Aim:
Copy out the lines that include the word "sectors".

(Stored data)
** Start **
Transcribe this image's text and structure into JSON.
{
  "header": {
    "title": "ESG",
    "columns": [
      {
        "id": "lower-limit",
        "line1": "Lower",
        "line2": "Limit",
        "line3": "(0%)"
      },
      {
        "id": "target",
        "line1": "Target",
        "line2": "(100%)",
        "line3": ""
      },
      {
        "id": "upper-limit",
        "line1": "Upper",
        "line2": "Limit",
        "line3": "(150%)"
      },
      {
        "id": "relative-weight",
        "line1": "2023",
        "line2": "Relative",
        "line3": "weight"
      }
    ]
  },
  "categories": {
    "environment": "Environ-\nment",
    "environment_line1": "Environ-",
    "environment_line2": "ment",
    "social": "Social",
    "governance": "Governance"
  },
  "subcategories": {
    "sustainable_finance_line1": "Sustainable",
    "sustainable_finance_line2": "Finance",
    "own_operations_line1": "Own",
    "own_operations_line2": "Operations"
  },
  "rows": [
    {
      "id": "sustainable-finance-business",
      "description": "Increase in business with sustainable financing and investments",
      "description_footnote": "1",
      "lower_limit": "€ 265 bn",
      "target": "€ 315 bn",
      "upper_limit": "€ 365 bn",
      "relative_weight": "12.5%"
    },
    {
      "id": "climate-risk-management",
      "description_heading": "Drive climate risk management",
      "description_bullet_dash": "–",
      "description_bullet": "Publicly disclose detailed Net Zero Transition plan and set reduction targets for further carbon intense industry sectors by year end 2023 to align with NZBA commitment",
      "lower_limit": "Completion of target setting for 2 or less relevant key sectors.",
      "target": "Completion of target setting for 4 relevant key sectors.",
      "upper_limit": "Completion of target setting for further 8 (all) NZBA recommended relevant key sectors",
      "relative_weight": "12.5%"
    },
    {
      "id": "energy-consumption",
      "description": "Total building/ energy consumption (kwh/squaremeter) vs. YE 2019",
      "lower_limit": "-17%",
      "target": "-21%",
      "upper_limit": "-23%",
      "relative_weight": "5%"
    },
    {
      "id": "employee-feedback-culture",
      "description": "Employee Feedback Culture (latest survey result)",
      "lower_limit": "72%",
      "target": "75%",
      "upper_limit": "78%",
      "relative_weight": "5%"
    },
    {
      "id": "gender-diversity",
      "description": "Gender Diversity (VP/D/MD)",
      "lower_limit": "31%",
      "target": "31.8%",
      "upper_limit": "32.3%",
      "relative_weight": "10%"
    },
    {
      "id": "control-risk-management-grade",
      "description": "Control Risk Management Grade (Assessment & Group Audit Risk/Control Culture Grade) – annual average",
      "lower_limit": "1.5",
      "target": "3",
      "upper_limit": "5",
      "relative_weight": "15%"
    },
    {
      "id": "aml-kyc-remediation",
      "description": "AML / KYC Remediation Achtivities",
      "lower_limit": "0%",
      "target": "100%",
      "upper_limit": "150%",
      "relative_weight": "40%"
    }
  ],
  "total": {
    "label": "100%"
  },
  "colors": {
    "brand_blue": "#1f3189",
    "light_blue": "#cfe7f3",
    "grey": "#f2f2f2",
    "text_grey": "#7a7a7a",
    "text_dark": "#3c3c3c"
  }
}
** End **
Exercise result:
      "description_bullet": "Publicly disclose detailed Net Zero Transition plan and set reduction targets for further carbon intense industry sectors by year end 2023 to align with NZBA commitment",
      "lower_limit": "Completion of target setting for 2 or less relevant key sectors.",
      "target": "Completion of target setting for 4 relevant key sectors.",
      "upper_limit": "Completion of target setting for further 8 (all) NZBA recommended relevant key sectors",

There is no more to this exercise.